[Start MATERIALS PROVIDED]

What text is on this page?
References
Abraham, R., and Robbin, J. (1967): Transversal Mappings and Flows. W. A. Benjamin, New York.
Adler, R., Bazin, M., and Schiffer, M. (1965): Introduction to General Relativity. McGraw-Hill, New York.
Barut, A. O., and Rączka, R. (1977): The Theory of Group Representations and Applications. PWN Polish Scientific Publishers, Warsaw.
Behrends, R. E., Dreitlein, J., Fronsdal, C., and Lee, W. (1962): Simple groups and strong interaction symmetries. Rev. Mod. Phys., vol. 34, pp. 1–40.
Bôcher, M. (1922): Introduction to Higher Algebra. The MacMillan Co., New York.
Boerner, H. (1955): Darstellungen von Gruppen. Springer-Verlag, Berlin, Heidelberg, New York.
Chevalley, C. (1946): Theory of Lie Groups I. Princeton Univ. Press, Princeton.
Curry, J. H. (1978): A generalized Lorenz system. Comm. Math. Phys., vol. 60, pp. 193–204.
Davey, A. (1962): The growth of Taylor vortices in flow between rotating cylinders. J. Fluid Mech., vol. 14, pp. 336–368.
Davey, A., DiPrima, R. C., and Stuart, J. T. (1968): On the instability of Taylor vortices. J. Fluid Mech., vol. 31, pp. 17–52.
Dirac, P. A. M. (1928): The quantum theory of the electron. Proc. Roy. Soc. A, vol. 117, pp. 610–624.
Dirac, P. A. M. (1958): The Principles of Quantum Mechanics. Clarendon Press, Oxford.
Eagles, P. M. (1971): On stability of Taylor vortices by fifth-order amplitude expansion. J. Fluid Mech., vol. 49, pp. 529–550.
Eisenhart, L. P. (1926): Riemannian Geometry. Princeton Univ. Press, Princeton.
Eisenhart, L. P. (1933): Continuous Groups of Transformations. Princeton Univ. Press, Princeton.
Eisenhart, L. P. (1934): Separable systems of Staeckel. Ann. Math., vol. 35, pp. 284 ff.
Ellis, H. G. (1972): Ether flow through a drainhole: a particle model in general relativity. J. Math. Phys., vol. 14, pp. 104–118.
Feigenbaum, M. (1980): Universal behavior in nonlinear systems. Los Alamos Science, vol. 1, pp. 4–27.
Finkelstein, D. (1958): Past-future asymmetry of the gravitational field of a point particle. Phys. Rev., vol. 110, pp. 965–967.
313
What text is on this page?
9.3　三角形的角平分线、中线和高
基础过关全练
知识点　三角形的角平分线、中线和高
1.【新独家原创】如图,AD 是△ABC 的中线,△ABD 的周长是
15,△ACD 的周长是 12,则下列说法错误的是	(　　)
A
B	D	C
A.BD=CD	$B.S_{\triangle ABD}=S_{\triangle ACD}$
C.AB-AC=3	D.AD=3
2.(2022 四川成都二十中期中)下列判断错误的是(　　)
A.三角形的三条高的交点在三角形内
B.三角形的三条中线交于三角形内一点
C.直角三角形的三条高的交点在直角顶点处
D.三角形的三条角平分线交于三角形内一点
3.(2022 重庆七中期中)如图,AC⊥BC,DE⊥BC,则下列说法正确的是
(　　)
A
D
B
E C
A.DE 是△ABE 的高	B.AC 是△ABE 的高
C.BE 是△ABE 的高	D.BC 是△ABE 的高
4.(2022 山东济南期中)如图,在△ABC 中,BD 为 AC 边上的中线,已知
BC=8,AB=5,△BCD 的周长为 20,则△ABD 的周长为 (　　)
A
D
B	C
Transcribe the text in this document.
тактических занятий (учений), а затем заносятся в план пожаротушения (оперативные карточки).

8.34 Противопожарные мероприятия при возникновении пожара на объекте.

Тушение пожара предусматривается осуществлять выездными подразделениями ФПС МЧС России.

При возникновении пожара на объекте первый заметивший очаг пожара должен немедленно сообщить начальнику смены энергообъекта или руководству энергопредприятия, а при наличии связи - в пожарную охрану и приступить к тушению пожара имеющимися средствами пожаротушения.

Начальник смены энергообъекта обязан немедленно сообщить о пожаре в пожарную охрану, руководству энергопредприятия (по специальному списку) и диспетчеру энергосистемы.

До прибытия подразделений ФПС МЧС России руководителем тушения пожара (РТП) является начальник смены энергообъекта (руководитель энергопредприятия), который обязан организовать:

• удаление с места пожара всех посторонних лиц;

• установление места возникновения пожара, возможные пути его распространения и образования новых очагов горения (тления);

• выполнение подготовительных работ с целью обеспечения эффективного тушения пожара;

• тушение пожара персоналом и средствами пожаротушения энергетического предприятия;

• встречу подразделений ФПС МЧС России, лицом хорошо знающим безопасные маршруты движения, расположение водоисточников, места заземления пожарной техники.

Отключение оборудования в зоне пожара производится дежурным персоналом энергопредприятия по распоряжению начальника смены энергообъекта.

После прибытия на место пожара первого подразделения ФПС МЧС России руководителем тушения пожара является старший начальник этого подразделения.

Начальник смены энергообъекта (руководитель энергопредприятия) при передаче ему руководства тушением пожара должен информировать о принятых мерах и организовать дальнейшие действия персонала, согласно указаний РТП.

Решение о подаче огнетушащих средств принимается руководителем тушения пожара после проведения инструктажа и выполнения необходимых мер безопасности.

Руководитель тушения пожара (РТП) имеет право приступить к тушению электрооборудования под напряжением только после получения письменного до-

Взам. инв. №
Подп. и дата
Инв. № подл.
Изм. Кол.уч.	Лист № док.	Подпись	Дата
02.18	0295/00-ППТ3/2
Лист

[End MATERIALS PROVIDED]

**WRITTEN PROBLEM**
Look through the data above. Copy every line with the string "Press" in it.

**ANSWER TO THIS PROBLEM**
Chevalley, C. (1946): Theory of Lie Groups I. Princeton Univ. Press, Princeton.
Dirac, P. A. M. (1958): The Principles of Quantum Mechanics. Clarendon Press, Oxford.
Eisenhart, L. P. (1926): Riemannian Geometry. Princeton Univ. Press, Princeton.
Eisenhart, L. P. (1933): Continuous Groups of Transformations. Princeton Univ. Press, Princeton.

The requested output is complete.